- TASK INSTRUCTIONS
From the material below, work out how many lines contain "regression" and answer with the number only.

*** Opening of SOURCE INFORMATION ***

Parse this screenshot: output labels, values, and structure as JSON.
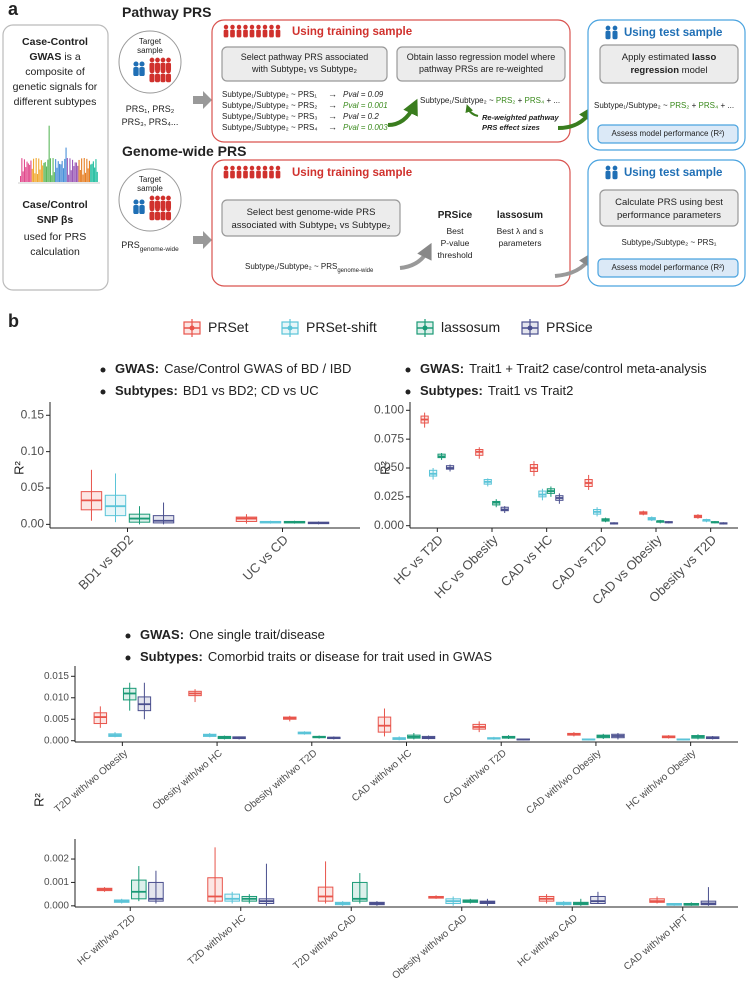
{
  "panel_a": {
    "label": "a",
    "left_box": {
      "top": [
        "Case-Control",
        "GWAS",
        " is a",
        "composite of",
        "genetic signals for",
        "different subtypes"
      ],
      "bottom": [
        "Case/Control",
        "SNP βs",
        "used for PRS",
        "calculation"
      ]
    },
    "pathway": {
      "title": "Pathway PRS",
      "target": [
        "Target",
        "sample"
      ],
      "prs": [
        "PRS₁, PRS₂",
        "PRS₃, PRS₄..."
      ],
      "training_header": "Using training sample",
      "select": [
        "Select pathway PRS associated",
        "with Subtype₁ vs Subtype₂"
      ],
      "lasso": [
        "Obtain lasso regression model where",
        "pathway PRSs are re-weighted"
      ],
      "associations": [
        {
          "model": "Subtype₁/Subtype₂ ~ PRS₁",
          "arrow": "→",
          "pval": "Pval = 0.09",
          "color": "#222222"
        },
        {
          "model": "Subtype₁/Subtype₂ ~ PRS₂",
          "arrow": "→",
          "pval": "Pval = 0.001",
          "color": "#3a8a1c"
        },
        {
          "model": "Subtype₁/Subtype₂ ~ PRS₃",
          "arrow": "→",
          "pval": "Pval = 0.2",
          "color": "#222222"
        },
        {
          "model": "Subtype₁/Subtype₂ ~ PRS₄",
          "arrow": "→",
          "pval": "Pval = 0.003",
          "color": "#3a8a1c"
        }
      ],
      "reweighted_model": [
        "Subtype₁/Subtype₂ ~ ",
        "PRS₂",
        " + ",
        "PRS₄",
        " + ..."
      ],
      "note": [
        "Re-weighted pathway",
        "PRS effect sizes"
      ],
      "test_header": "Using test sample",
      "apply": [
        "Apply estimated ",
        "lasso",
        "regression",
        " model"
      ],
      "test_model": [
        "Subtype₁/Subtype₂ ~ ",
        "PRS₂",
        " + ",
        "PRS₄",
        " + ..."
      ],
      "assess": "Assess model performance (R²)"
    },
    "genome": {
      "title": "Genome-wide PRS",
      "target": [
        "Target",
        "sample"
      ],
      "prs": [
        "PRS",
        "genome-wide"
      ],
      "training_header": "Using training sample",
      "select": [
        "Select best genome-wide PRS",
        "associated with Subtype₁ vs Subtype₂"
      ],
      "model": [
        "Subtype₁/Subtype₂ ~ PRS",
        "genome-wide"
      ],
      "prsice": {
        "title": "PRSice",
        "desc": [
          "Best",
          "P-value",
          "threshold"
        ]
      },
      "lassosum": {
        "title": "lassosum",
        "desc": [
          "Best λ and s",
          "parameters"
        ]
      },
      "test_header": "Using test sample",
      "calculate": [
        "Calculate PRS using best",
        "performance parameters"
      ],
      "test_model": "Subtype₁/Subtype₂ ~ PRS₁",
      "assess": "Assess model performance (R²)"
    }
  },
  "panel_b": {
    "label": "b",
    "legend": [
      {
        "name": "PRSet",
        "color": "#e8544b"
      },
      {
        "name": "PRSet-shift",
        "color": "#5bc4d8"
      },
      {
        "name": "lassosum",
        "color": "#1a9a76"
      },
      {
        "name": "PRSice",
        "color": "#4a4f8e"
      }
    ]
  },
  "chart_data": [
    {
      "type": "box",
      "bullets": [
        {
          "label": "GWAS:",
          "text": "Case/Control GWAS of BD / IBD"
        },
        {
          "label": "Subtypes:",
          "text": "BD1 vs BD2; CD vs UC"
        }
      ],
      "y_label": "R²",
      "categories": [
        "BD1 vs BD2",
        "UC vs CD"
      ],
      "ylim": [
        -0.005,
        0.16
      ],
      "yticks": [
        {
          "value": 0,
          "label": "0.00"
        },
        {
          "value": 0.05,
          "label": "0.05"
        },
        {
          "value": 0.1,
          "label": "0.10"
        },
        {
          "value": 0.15,
          "label": "0.15"
        }
      ],
      "series": [
        {
          "values": [
            [
              0.005,
              0.02,
              0.033,
              0.045,
              0.075
            ],
            [
              0.001,
              0.004,
              0.008,
              0.01,
              0.014
            ]
          ]
        },
        {
          "values": [
            [
              0.003,
              0.012,
              0.025,
              0.04,
              0.07
            ],
            [
              0.001,
              0.002,
              0.003,
              0.004,
              0.005
            ]
          ]
        },
        {
          "values": [
            [
              0,
              0.003,
              0.008,
              0.014,
              0.025
            ],
            [
              0.001,
              0.002,
              0.003,
              0.004,
              0.005
            ]
          ]
        },
        {
          "values": [
            [
              0,
              0.002,
              0.005,
              0.012,
              0.03
            ],
            [
              0,
              0.001,
              0.002,
              0.003,
              0.004
            ]
          ]
        }
      ]
    },
    {
      "type": "box",
      "bullets": [
        {
          "label": "GWAS:",
          "text": "Trait1 + Trait2 case/control meta-analysis"
        },
        {
          "label": "Subtypes:",
          "text": "Trait1 vs Trait2"
        }
      ],
      "y_label": "R²",
      "categories": [
        "HC vs T2D",
        "HC vs Obesity",
        "CAD vs HC",
        "CAD vs T2D",
        "CAD vs Obesity",
        "Obesity vs T2D"
      ],
      "ylim": [
        -0.002,
        0.102
      ],
      "yticks": [
        {
          "value": 0,
          "label": "0.000"
        },
        {
          "value": 0.025,
          "label": "0.025"
        },
        {
          "value": 0.05,
          "label": "0.050"
        },
        {
          "value": 0.075,
          "label": "0.075"
        },
        {
          "value": 0.1,
          "label": "0.100"
        }
      ],
      "series": [
        {
          "values": [
            [
              0.085,
              0.089,
              0.092,
              0.095,
              0.098
            ],
            [
              0.058,
              0.061,
              0.064,
              0.066,
              0.068
            ],
            [
              0.043,
              0.047,
              0.05,
              0.053,
              0.056
            ],
            [
              0.031,
              0.034,
              0.037,
              0.04,
              0.044
            ],
            [
              0.009,
              0.01,
              0.011,
              0.012,
              0.013
            ],
            [
              0.006,
              0.007,
              0.008,
              0.009,
              0.01
            ]
          ]
        },
        {
          "values": [
            [
              0.04,
              0.043,
              0.045,
              0.048,
              0.05
            ],
            [
              0.034,
              0.036,
              0.038,
              0.04,
              0.041
            ],
            [
              0.022,
              0.025,
              0.027,
              0.03,
              0.032
            ],
            [
              0.008,
              0.01,
              0.012,
              0.014,
              0.016
            ],
            [
              0.004,
              0.005,
              0.006,
              0.007,
              0.008
            ],
            [
              0.003,
              0.004,
              0.005,
              0.005,
              0.006
            ]
          ]
        },
        {
          "values": [
            [
              0.057,
              0.059,
              0.06,
              0.062,
              0.063
            ],
            [
              0.016,
              0.018,
              0.02,
              0.021,
              0.023
            ],
            [
              0.025,
              0.028,
              0.03,
              0.032,
              0.034
            ],
            [
              0.003,
              0.004,
              0.005,
              0.006,
              0.007
            ],
            [
              0.002,
              0.003,
              0.004,
              0.004,
              0.005
            ],
            [
              0.002,
              0.0025,
              0.003,
              0.0035,
              0.004
            ]
          ]
        },
        {
          "values": [
            [
              0.047,
              0.049,
              0.05,
              0.052,
              0.053
            ],
            [
              0.011,
              0.013,
              0.014,
              0.016,
              0.017
            ],
            [
              0.019,
              0.022,
              0.024,
              0.026,
              0.028
            ],
            [
              0.001,
              0.0015,
              0.002,
              0.0025,
              0.003
            ],
            [
              0.002,
              0.0025,
              0.003,
              0.0035,
              0.004
            ],
            [
              0.001,
              0.0015,
              0.002,
              0.0025,
              0.003
            ]
          ]
        }
      ]
    },
    {
      "type": "box",
      "bullets": [
        {
          "label": "GWAS:",
          "text": "One single trait/disease"
        },
        {
          "label": "Subtypes:",
          "text": "Comorbid traits or disease for trait used in GWAS"
        }
      ],
      "y_label": "R²",
      "categories": [
        "T2D with/wo Obesity",
        "Obesity with/wo HC",
        "Obesity with/wo T2D",
        "CAD with/wo HC",
        "CAD with/wo T2D",
        "CAD with/wo Obesity",
        "HC with/wo Obesity"
      ],
      "ylim": [
        -0.0003,
        0.016
      ],
      "yticks": [
        {
          "value": 0,
          "label": "0.000"
        },
        {
          "value": 0.005,
          "label": "0.005"
        },
        {
          "value": 0.01,
          "label": "0.010"
        },
        {
          "value": 0.015,
          "label": "0.015"
        }
      ],
      "series": [
        {
          "values": [
            [
              0.003,
              0.004,
              0.0055,
              0.0065,
              0.008
            ],
            [
              0.009,
              0.0105,
              0.011,
              0.0115,
              0.012
            ],
            [
              0.0045,
              0.005,
              0.0052,
              0.0055,
              0.0058
            ],
            [
              0.001,
              0.002,
              0.0035,
              0.0055,
              0.0075
            ],
            [
              0.002,
              0.0027,
              0.0032,
              0.0038,
              0.0045
            ],
            [
              0.001,
              0.0013,
              0.0015,
              0.0017,
              0.002
            ],
            [
              0.0005,
              0.0007,
              0.0009,
              0.0011,
              0.0013
            ]
          ]
        },
        {
          "values": [
            [
              0.0008,
              0.001,
              0.0013,
              0.0016,
              0.002
            ],
            [
              0.0008,
              0.001,
              0.0013,
              0.0015,
              0.0018
            ],
            [
              0.0014,
              0.0016,
              0.0018,
              0.002,
              0.0022
            ],
            [
              0.0001,
              0.0003,
              0.0005,
              0.0007,
              0.001
            ],
            [
              0.0002,
              0.0004,
              0.0005,
              0.0007,
              0.0009
            ],
            [
              0.0001,
              0.0002,
              0.0003,
              0.0004,
              0.0005
            ],
            [
              0.0001,
              0.0002,
              0.0003,
              0.0004,
              0.0005
            ]
          ]
        },
        {
          "values": [
            [
              0.007,
              0.0095,
              0.011,
              0.0122,
              0.0135
            ],
            [
              0.0003,
              0.0005,
              0.0008,
              0.001,
              0.0012
            ],
            [
              0.0005,
              0.0007,
              0.0009,
              0.001,
              0.0012
            ],
            [
              0.0003,
              0.0006,
              0.0009,
              0.0013,
              0.0018
            ],
            [
              0.0004,
              0.0006,
              0.0008,
              0.001,
              0.0013
            ],
            [
              0.0004,
              0.0007,
              0.001,
              0.0013,
              0.0016
            ],
            [
              0.0003,
              0.0006,
              0.0009,
              0.0012,
              0.0015
            ]
          ]
        },
        {
          "values": [
            [
              0.005,
              0.007,
              0.0085,
              0.0102,
              0.0135
            ],
            [
              0.0003,
              0.0005,
              0.0007,
              0.0009,
              0.001
            ],
            [
              0.0003,
              0.0005,
              0.0007,
              0.0008,
              0.001
            ],
            [
              0.0003,
              0.0005,
              0.0007,
              0.001,
              0.0012
            ],
            [
              0.0001,
              0.0002,
              0.0003,
              0.0004,
              0.0005
            ],
            [
              0.0003,
              0.0007,
              0.0011,
              0.0015,
              0.0018
            ],
            [
              0.0003,
              0.0005,
              0.0007,
              0.0009,
              0.0011
            ]
          ]
        }
      ]
    },
    {
      "type": "box",
      "categories": [
        "HC with/wo T2D",
        "T2D with/wo HC",
        "T2D with/wo CAD",
        "Obesity with/wo CAD",
        "HC with/wo CAD",
        "CAD with/wo HPT"
      ],
      "ylim": [
        -5e-05,
        0.0026
      ],
      "yticks": [
        {
          "value": 0,
          "label": "0.000"
        },
        {
          "value": 0.001,
          "label": "0.001"
        },
        {
          "value": 0.002,
          "label": "0.002"
        }
      ],
      "series": [
        {
          "values": [
            [
              0.0006,
              0.00065,
              0.0007,
              0.00075,
              0.0008
            ],
            [
              0.0001,
              0.0002,
              0.0004,
              0.0012,
              0.0025
            ],
            [
              0.0001,
              0.0002,
              0.0004,
              0.0008,
              0.0019
            ],
            [
              0.0003,
              0.00033,
              0.00037,
              0.0004,
              0.00045
            ],
            [
              0.0001,
              0.0002,
              0.0003,
              0.0004,
              0.0005
            ],
            [
              0.0001,
              0.00015,
              0.0002,
              0.0003,
              0.0004
            ]
          ]
        },
        {
          "values": [
            [
              0.0001,
              0.00015,
              0.0002,
              0.00025,
              0.0003
            ],
            [
              0.0001,
              0.0002,
              0.0003,
              0.0005,
              0.0006
            ],
            [
              0,
              5e-05,
              0.0001,
              0.00015,
              0.0002
            ],
            [
              0,
              0.0001,
              0.0002,
              0.0003,
              0.0004
            ],
            [
              0,
              5e-05,
              0.0001,
              0.00015,
              0.0002
            ],
            [
              0,
              3e-05,
              5e-05,
              0.0001,
              0.0001
            ]
          ]
        },
        {
          "values": [
            [
              0.0002,
              0.0003,
              0.0006,
              0.0011,
              0.0017
            ],
            [
              0.0001,
              0.0002,
              0.0003,
              0.0004,
              0.0005
            ],
            [
              0.0001,
              0.0002,
              0.0003,
              0.001,
              0.0014
            ],
            [
              0.0001,
              0.00015,
              0.0002,
              0.00025,
              0.0003
            ],
            [
              0,
              5e-05,
              0.0001,
              0.00015,
              0.0003
            ],
            [
              0,
              3e-05,
              5e-05,
              0.0001,
              0.00015
            ]
          ]
        },
        {
          "values": [
            [
              0.0001,
              0.0002,
              0.0003,
              0.001,
              0.0015
            ],
            [
              0,
              0.0001,
              0.0002,
              0.0003,
              0.0018
            ],
            [
              0,
              5e-05,
              0.0001,
              0.00015,
              0.0002
            ],
            [
              0,
              0.0001,
              0.00015,
              0.0002,
              0.0003
            ],
            [
              0.0001,
              0.0001,
              0.0002,
              0.0004,
              0.0006
            ],
            [
              0,
              5e-05,
              0.0001,
              0.0002,
              0.0008
            ]
          ]
        }
      ]
    }
  ]
}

*** Close of SOURCE INFORMATION ***

- EXERCISE RESPONSE
2